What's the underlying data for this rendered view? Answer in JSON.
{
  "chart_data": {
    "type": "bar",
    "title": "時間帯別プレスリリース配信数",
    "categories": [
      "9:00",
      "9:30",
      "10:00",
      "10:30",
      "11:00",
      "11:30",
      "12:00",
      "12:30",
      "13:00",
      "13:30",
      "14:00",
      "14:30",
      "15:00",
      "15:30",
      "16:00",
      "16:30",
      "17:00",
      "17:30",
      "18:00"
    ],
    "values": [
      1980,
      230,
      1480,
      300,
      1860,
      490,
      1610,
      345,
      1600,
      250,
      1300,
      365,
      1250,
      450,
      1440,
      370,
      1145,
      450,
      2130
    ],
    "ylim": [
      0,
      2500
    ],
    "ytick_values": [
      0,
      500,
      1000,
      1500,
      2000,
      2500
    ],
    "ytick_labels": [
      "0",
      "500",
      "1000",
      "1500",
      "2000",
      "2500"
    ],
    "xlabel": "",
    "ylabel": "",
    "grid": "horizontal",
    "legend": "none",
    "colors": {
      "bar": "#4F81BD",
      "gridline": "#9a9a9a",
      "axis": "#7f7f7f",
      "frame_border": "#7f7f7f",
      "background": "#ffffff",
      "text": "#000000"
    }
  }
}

§ CHALLENGE:
Reproduce every line of the material above exactly.

§ ANSWER:
What's the underlying data for this rendered view? Answer in JSON.
{
  "chart_data": {
    "type": "bar",
    "title": "時間帯別プレスリリース配信数",
    "categories": [
      "9:00",
      "9:30",
      "10:00",
      "10:30",
      "11:00",
      "11:30",
      "12:00",
      "12:30",
      "13:00",
      "13:30",
      "14:00",
      "14:30",
      "15:00",
      "15:30",
      "16:00",
      "16:30",
      "17:00",
      "17:30",
      "18:00"
    ],
    "values": [
      1980,
      230,
      1480,
      300,
      1860,
      490,
      1610,
      345,
      1600,
      250,
      1300,
      365,
      1250,
      450,
      1440,
      370,
      1145,
      450,
      2130
    ],
    "ylim": [
      0,
      2500
    ],
    "ytick_values": [
      0,
      500,
      1000,
      1500,
      2000,
      2500
    ],
    "ytick_labels": [
      "0",
      "500",
      "1000",
      "1500",
      "2000",
      "2500"
    ],
    "xlabel": "",
    "ylabel": "",
    "grid": "horizontal",
    "legend": "none",
    "colors": {
      "bar": "#4F81BD",
      "gridline": "#9a9a9a",
      "axis": "#7f7f7f",
      "frame_border": "#7f7f7f",
      "background": "#ffffff",
      "text": "#000000"
    }
  }
}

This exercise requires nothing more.